> MATERIAL FOR THIS TASK:
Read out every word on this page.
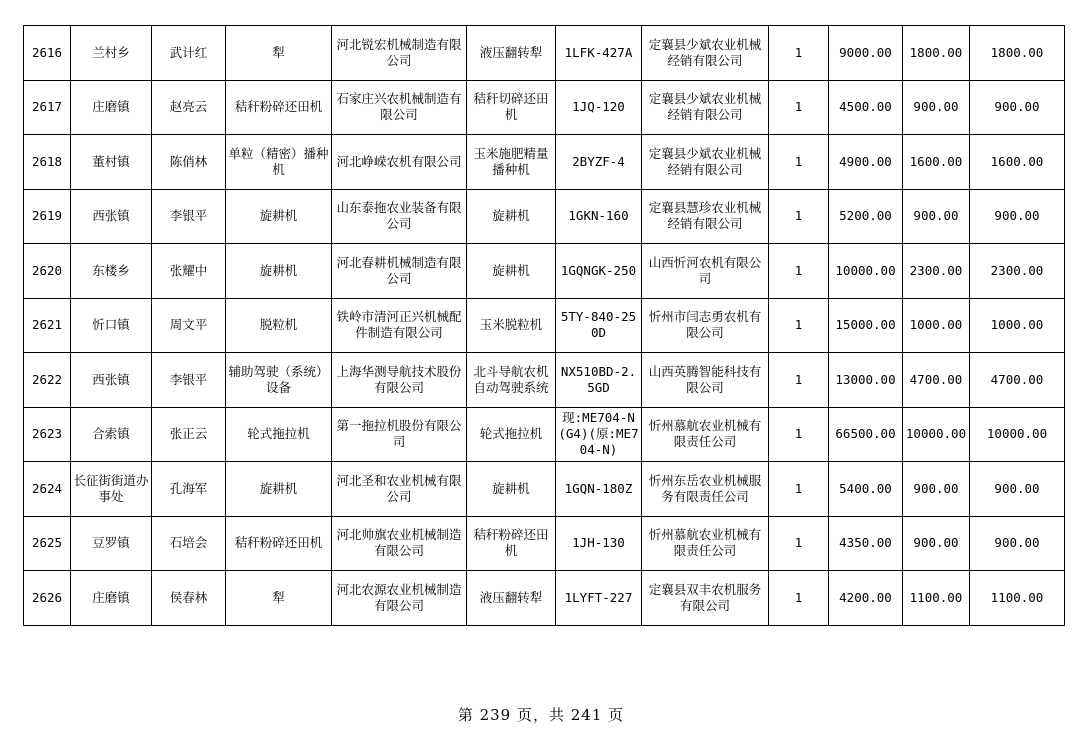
2616	兰村乡	武计红	犁	河北锐宏机械制造有限公司	液压翻转犁	1LFK-427A	定襄县少斌农业机械经销有限公司	1	9000.00	1800.00	1800.00
2617	庄磨镇	赵亮云	秸秆粉碎还田机	石家庄兴农机械制造有限公司	秸秆切碎还田机	1JQ-120	定襄县少斌农业机械经销有限公司	1	4500.00	900.00	900.00
2618	董村镇	陈俏林	单粒（精密）播种机	河北峥嵘农机有限公司	玉米施肥精量播种机	2BYZF-4	定襄县少斌农业机械经销有限公司	1	4900.00	1600.00	1600.00
2619	西张镇	李银平	旋耕机	山东泰拖农业装备有限公司	旋耕机	1GKN-160	定襄县慧珍农业机械经销有限公司	1	5200.00	900.00	900.00
2620	东楼乡	张耀中	旋耕机	河北春耕机械制造有限公司	旋耕机	1GQNGK-250	山西忻河农机有限公司	1	10000.00	2300.00	2300.00
2621	忻口镇	周文平	脱粒机	铁岭市清河正兴机械配件制造有限公司	玉米脱粒机	5TY-840-250D	忻州市闫志勇农机有限公司	1	15000.00	1000.00	1000.00
2622	西张镇	李银平	辅助驾驶（系统）设备	上海华测导航技术股份有限公司	北斗导航农机自动驾驶系统	NX510BD-2.5GD	山西英腾智能科技有限公司	1	13000.00	4700.00	4700.00
2623	合索镇	张正云	轮式拖拉机	第一拖拉机股份有限公司	轮式拖拉机	现:ME704-N(G4)(原:ME704-N)	忻州慕航农业机械有限责任公司	1	66500.00	10000.00	10000.00
2624	长征街街道办事处	孔海军	旋耕机	河北圣和农业机械有限公司	旋耕机	1GQN-180Z	忻州东岳农业机械服务有限责任公司	1	5400.00	900.00	900.00
2625	豆罗镇	石培会	秸秆粉碎还田机	河北帅旗农业机械制造有限公司	秸秆粉碎还田机	1JH-130	忻州慕航农业机械有限责任公司	1	4350.00	900.00	900.00
2626	庄磨镇	侯春林	犁	河北农源农业机械制造有限公司	液压翻转犁	1LYFT-227	定襄县双丰农机服务有限公司	1	4200.00	1100.00	1100.00
第 239 页，共 241 页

> EXERCISE PROMPT: Repeat the data in full and exactly. Omit pictures.

> RESULT OF THE TASK:
Read out every word on this page.
2616	兰村乡	武计红	犁	河北锐宏机械制造有限公司	液压翻转犁	1LFK-427A	定襄县少斌农业机械经销有限公司	1	9000.00	1800.00	1800.00
2617	庄磨镇	赵亮云	秸秆粉碎还田机	石家庄兴农机械制造有限公司	秸秆切碎还田机	1JQ-120	定襄县少斌农业机械经销有限公司	1	4500.00	900.00	900.00
2618	董村镇	陈俏林	单粒（精密）播种机	河北峥嵘农机有限公司	玉米施肥精量播种机	2BYZF-4	定襄县少斌农业机械经销有限公司	1	4900.00	1600.00	1600.00
2619	西张镇	李银平	旋耕机	山东泰拖农业装备有限公司	旋耕机	1GKN-160	定襄县慧珍农业机械经销有限公司	1	5200.00	900.00	900.00
2620	东楼乡	张耀中	旋耕机	河北春耕机械制造有限公司	旋耕机	1GQNGK-250	山西忻河农机有限公司	1	10000.00	2300.00	2300.00
2621	忻口镇	周文平	脱粒机	铁岭市清河正兴机械配件制造有限公司	玉米脱粒机	5TY-840-250D	忻州市闫志勇农机有限公司	1	15000.00	1000.00	1000.00
2622	西张镇	李银平	辅助驾驶（系统）设备	上海华测导航技术股份有限公司	北斗导航农机自动驾驶系统	NX510BD-2.5GD	山西英腾智能科技有限公司	1	13000.00	4700.00	4700.00
2623	合索镇	张正云	轮式拖拉机	第一拖拉机股份有限公司	轮式拖拉机	现:ME704-N(G4)(原:ME704-N)	忻州慕航农业机械有限责任公司	1	66500.00	10000.00	10000.00
2624	长征街街道办事处	孔海军	旋耕机	河北圣和农业机械有限公司	旋耕机	1GQN-180Z	忻州东岳农业机械服务有限责任公司	1	5400.00	900.00	900.00
2625	豆罗镇	石培会	秸秆粉碎还田机	河北帅旗农业机械制造有限公司	秸秆粉碎还田机	1JH-130	忻州慕航农业机械有限责任公司	1	4350.00	900.00	900.00
2626	庄磨镇	侯春林	犁	河北农源农业机械制造有限公司	液压翻转犁	1LYFT-227	定襄县双丰农机服务有限公司	1	4200.00	1100.00	1100.00
第 239 页，共 241 页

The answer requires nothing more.